[Dataset entries on figures]
================================
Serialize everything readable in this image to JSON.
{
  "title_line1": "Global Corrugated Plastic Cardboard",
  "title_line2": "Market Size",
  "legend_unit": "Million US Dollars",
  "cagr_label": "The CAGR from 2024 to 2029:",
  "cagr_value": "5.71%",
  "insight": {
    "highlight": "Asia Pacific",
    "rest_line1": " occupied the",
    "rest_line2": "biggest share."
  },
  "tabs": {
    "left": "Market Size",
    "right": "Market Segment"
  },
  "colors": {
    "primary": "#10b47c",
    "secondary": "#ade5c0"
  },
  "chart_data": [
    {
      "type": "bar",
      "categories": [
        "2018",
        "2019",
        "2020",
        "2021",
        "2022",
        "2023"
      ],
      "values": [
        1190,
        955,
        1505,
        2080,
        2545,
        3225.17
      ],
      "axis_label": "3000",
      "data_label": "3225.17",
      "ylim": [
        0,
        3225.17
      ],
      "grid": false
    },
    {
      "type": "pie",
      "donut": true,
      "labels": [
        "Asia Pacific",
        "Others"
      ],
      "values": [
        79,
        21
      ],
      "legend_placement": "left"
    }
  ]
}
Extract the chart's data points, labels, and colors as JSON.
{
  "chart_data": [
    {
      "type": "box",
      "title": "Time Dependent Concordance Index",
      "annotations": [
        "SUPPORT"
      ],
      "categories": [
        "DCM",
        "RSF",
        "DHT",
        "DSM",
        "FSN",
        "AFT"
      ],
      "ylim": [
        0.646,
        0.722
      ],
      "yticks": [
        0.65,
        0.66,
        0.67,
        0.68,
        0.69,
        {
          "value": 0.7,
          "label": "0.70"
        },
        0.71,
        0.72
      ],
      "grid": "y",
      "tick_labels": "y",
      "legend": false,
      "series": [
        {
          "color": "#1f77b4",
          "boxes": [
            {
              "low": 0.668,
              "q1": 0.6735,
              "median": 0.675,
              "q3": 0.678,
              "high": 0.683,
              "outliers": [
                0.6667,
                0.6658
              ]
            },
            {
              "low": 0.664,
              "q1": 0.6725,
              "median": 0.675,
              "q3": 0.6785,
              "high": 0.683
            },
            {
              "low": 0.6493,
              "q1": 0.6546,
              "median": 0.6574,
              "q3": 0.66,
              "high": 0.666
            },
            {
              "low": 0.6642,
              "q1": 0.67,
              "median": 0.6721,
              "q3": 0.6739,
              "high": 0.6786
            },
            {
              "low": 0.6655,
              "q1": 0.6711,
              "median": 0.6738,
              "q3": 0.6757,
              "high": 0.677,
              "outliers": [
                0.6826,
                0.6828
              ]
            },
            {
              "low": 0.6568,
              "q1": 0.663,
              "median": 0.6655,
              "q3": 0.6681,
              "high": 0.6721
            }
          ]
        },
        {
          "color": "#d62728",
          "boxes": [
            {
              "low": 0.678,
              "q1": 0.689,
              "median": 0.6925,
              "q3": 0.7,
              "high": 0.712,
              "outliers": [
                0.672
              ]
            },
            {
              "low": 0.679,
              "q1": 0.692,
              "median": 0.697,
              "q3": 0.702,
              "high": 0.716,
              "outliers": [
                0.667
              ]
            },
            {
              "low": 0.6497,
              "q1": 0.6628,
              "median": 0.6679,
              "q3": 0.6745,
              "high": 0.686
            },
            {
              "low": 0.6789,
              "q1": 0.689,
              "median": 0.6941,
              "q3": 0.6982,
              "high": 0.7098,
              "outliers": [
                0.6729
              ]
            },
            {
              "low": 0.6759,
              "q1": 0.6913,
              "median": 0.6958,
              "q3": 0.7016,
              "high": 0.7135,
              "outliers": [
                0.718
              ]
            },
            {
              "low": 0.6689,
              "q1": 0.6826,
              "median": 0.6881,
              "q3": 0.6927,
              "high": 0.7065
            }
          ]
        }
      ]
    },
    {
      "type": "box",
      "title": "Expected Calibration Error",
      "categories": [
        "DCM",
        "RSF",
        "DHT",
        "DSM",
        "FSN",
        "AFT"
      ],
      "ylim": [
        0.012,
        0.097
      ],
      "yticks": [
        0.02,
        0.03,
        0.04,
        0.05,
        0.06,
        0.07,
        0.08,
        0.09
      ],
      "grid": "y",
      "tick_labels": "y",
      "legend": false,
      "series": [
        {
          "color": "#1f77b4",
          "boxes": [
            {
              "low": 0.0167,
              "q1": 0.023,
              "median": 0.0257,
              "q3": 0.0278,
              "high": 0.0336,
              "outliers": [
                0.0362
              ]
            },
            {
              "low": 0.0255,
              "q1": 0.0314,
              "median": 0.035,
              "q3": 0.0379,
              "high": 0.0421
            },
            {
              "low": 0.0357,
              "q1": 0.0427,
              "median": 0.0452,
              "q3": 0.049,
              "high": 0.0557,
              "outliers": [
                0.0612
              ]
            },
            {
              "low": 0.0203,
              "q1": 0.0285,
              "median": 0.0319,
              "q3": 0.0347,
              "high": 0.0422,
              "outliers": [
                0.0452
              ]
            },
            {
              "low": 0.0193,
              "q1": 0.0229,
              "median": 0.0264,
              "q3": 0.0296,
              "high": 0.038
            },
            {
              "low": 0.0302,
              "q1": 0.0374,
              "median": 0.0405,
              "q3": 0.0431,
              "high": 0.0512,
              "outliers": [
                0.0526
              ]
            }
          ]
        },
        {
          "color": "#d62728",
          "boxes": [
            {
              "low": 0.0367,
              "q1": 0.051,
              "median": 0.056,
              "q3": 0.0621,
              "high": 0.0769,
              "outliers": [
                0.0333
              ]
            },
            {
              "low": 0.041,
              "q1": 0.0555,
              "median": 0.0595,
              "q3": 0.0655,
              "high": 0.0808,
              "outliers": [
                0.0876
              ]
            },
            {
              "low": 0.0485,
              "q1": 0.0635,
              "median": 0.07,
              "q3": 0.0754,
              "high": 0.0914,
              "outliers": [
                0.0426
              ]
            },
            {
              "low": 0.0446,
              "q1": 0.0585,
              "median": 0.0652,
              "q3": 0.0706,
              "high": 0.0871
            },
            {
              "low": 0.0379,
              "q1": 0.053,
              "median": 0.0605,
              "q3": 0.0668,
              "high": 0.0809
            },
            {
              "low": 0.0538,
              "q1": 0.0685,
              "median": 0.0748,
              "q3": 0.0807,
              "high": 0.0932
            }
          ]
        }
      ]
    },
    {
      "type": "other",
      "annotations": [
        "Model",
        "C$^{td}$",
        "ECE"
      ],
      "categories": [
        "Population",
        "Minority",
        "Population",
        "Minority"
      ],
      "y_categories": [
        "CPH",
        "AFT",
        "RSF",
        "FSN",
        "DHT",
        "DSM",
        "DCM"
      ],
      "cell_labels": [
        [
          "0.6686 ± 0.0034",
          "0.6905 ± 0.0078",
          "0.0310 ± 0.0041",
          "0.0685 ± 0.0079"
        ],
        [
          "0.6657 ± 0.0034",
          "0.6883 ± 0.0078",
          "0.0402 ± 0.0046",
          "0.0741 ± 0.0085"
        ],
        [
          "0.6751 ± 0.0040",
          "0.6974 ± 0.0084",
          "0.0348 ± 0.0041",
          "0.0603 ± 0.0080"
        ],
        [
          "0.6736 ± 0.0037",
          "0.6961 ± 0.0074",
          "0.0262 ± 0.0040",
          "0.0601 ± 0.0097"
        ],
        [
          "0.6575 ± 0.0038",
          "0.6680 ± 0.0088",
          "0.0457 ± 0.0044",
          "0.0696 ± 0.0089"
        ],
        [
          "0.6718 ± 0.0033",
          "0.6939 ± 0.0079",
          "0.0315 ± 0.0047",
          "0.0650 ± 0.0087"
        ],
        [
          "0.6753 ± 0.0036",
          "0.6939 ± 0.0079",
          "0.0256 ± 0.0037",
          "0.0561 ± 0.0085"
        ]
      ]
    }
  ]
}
================================
**Work to be completed:**
Without omitting anything, output the entries exactly.

**Result below:**
Serialize everything readable in this image to JSON.
{
  "title_line1": "Global Corrugated Plastic Cardboard",
  "title_line2": "Market Size",
  "legend_unit": "Million US Dollars",
  "cagr_label": "The CAGR from 2024 to 2029:",
  "cagr_value": "5.71%",
  "insight": {
    "highlight": "Asia Pacific",
    "rest_line1": " occupied the",
    "rest_line2": "biggest share."
  },
  "tabs": {
    "left": "Market Size",
    "right": "Market Segment"
  },
  "colors": {
    "primary": "#10b47c",
    "secondary": "#ade5c0"
  },
  "chart_data": [
    {
      "type": "bar",
      "categories": [
        "2018",
        "2019",
        "2020",
        "2021",
        "2022",
        "2023"
      ],
      "values": [
        1190,
        955,
        1505,
        2080,
        2545,
        3225.17
      ],
      "axis_label": "3000",
      "data_label": "3225.17",
      "ylim": [
        0,
        3225.17
      ],
      "grid": false
    },
    {
      "type": "pie",
      "donut": true,
      "labels": [
        "Asia Pacific",
        "Others"
      ],
      "values": [
        79,
        21
      ],
      "legend_placement": "left"
    }
  ]
}
Extract the chart's data points, labels, and colors as JSON.
{
  "chart_data": [
    {
      "type": "box",
      "title": "Time Dependent Concordance Index",
      "annotations": [
        "SUPPORT"
      ],
      "categories": [
        "DCM",
        "RSF",
        "DHT",
        "DSM",
        "FSN",
        "AFT"
      ],
      "ylim": [
        0.646,
        0.722
      ],
      "yticks": [
        0.65,
        0.66,
        0.67,
        0.68,
        0.69,
        {
          "value": 0.7,
          "label": "0.70"
        },
        0.71,
        0.72
      ],
      "grid": "y",
      "tick_labels": "y",
      "legend": false,
      "series": [
        {
          "color": "#1f77b4",
          "boxes": [
            {
              "low": 0.668,
              "q1": 0.6735,
              "median": 0.675,
              "q3": 0.678,
              "high": 0.683,
              "outliers": [
                0.6667,
                0.6658
              ]
            },
            {
              "low": 0.664,
              "q1": 0.6725,
              "median": 0.675,
              "q3": 0.6785,
              "high": 0.683
            },
            {
              "low": 0.6493,
              "q1": 0.6546,
              "median": 0.6574,
              "q3": 0.66,
              "high": 0.666
            },
            {
              "low": 0.6642,
              "q1": 0.67,
              "median": 0.6721,
              "q3": 0.6739,
              "high": 0.6786
            },
            {
              "low": 0.6655,
              "q1": 0.6711,
              "median": 0.6738,
              "q3": 0.6757,
              "high": 0.677,
              "outliers": [
                0.6826,
                0.6828
              ]
            },
            {
              "low": 0.6568,
              "q1": 0.663,
              "median": 0.6655,
              "q3": 0.6681,
              "high": 0.6721
            }
          ]
        },
        {
          "color": "#d62728",
          "boxes": [
            {
              "low": 0.678,
              "q1": 0.689,
              "median": 0.6925,
              "q3": 0.7,
              "high": 0.712,
              "outliers": [
                0.672
              ]
            },
            {
              "low": 0.679,
              "q1": 0.692,
              "median": 0.697,
              "q3": 0.702,
              "high": 0.716,
              "outliers": [
                0.667
              ]
            },
            {
              "low": 0.6497,
              "q1": 0.6628,
              "median": 0.6679,
              "q3": 0.6745,
              "high": 0.686
            },
            {
              "low": 0.6789,
              "q1": 0.689,
              "median": 0.6941,
              "q3": 0.6982,
              "high": 0.7098,
              "outliers": [
                0.6729
              ]
            },
            {
              "low": 0.6759,
              "q1": 0.6913,
              "median": 0.6958,
              "q3": 0.7016,
              "high": 0.7135,
              "outliers": [
                0.718
              ]
            },
            {
              "low": 0.6689,
              "q1": 0.6826,
              "median": 0.6881,
              "q3": 0.6927,
              "high": 0.7065
            }
          ]
        }
      ]
    },
    {
      "type": "box",
      "title": "Expected Calibration Error",
      "categories": [
        "DCM",
        "RSF",
        "DHT",
        "DSM",
        "FSN",
        "AFT"
      ],
      "ylim": [
        0.012,
        0.097
      ],
      "yticks": [
        0.02,
        0.03,
        0.04,
        0.05,
        0.06,
        0.07,
        0.08,
        0.09
      ],
      "grid": "y",
      "tick_labels": "y",
      "legend": false,
      "series": [
        {
          "color": "#1f77b4",
          "boxes": [
            {
              "low": 0.0167,
              "q1": 0.023,
              "median": 0.0257,
              "q3": 0.0278,
              "high": 0.0336,
              "outliers": [
                0.0362
              ]
            },
            {
              "low": 0.0255,
              "q1": 0.0314,
              "median": 0.035,
              "q3": 0.0379,
              "high": 0.0421
            },
            {
              "low": 0.0357,
              "q1": 0.0427,
              "median": 0.0452,
              "q3": 0.049,
              "high": 0.0557,
              "outliers": [
                0.0612
              ]
            },
            {
              "low": 0.0203,
              "q1": 0.0285,
              "median": 0.0319,
              "q3": 0.0347,
              "high": 0.0422,
              "outliers": [
                0.0452
              ]
            },
            {
              "low": 0.0193,
              "q1": 0.0229,
              "median": 0.0264,
              "q3": 0.0296,
              "high": 0.038
            },
            {
              "low": 0.0302,
              "q1": 0.0374,
              "median": 0.0405,
              "q3": 0.0431,
              "high": 0.0512,
              "outliers": [
                0.0526
              ]
            }
          ]
        },
        {
          "color": "#d62728",
          "boxes": [
            {
              "low": 0.0367,
              "q1": 0.051,
              "median": 0.056,
              "q3": 0.0621,
              "high": 0.0769,
              "outliers": [
                0.0333
              ]
            },
            {
              "low": 0.041,
              "q1": 0.0555,
              "median": 0.0595,
              "q3": 0.0655,
              "high": 0.0808,
              "outliers": [
                0.0876
              ]
            },
            {
              "low": 0.0485,
              "q1": 0.0635,
              "median": 0.07,
              "q3": 0.0754,
              "high": 0.0914,
              "outliers": [
                0.0426
              ]
            },
            {
              "low": 0.0446,
              "q1": 0.0585,
              "median": 0.0652,
              "q3": 0.0706,
              "high": 0.0871
            },
            {
              "low": 0.0379,
              "q1": 0.053,
              "median": 0.0605,
              "q3": 0.0668,
              "high": 0.0809
            },
            {
              "low": 0.0538,
              "q1": 0.0685,
              "median": 0.0748,
              "q3": 0.0807,
              "high": 0.0932
            }
          ]
        }
      ]
    },
    {
      "type": "other",
      "annotations": [
        "Model",
        "C$^{td}$",
        "ECE"
      ],
      "categories": [
        "Population",
        "Minority",
        "Population",
        "Minority"
      ],
      "y_categories": [
        "CPH",
        "AFT",
        "RSF",
        "FSN",
        "DHT",
        "DSM",
        "DCM"
      ],
      "cell_labels": [
        [
          "0.6686 ± 0.0034",
          "0.6905 ± 0.0078",
          "0.0310 ± 0.0041",
          "0.0685 ± 0.0079"
        ],
        [
          "0.6657 ± 0.0034",
          "0.6883 ± 0.0078",
          "0.0402 ± 0.0046",
          "0.0741 ± 0.0085"
        ],
        [
          "0.6751 ± 0.0040",
          "0.6974 ± 0.0084",
          "0.0348 ± 0.0041",
          "0.0603 ± 0.0080"
        ],
        [
          "0.6736 ± 0.0037",
          "0.6961 ± 0.0074",
          "0.0262 ± 0.0040",
          "0.0601 ± 0.0097"
        ],
        [
          "0.6575 ± 0.0038",
          "0.6680 ± 0.0088",
          "0.0457 ± 0.0044",
          "0.0696 ± 0.0089"
        ],
        [
          "0.6718 ± 0.0033",
          "0.6939 ± 0.0079",
          "0.0315 ± 0.0047",
          "0.0650 ± 0.0087"
        ],
        [
          "0.6753 ± 0.0036",
          "0.6939 ± 0.0079",
          "0.0256 ± 0.0037",
          "0.0561 ± 0.0085"
        ]
      ]
    }
  ]
}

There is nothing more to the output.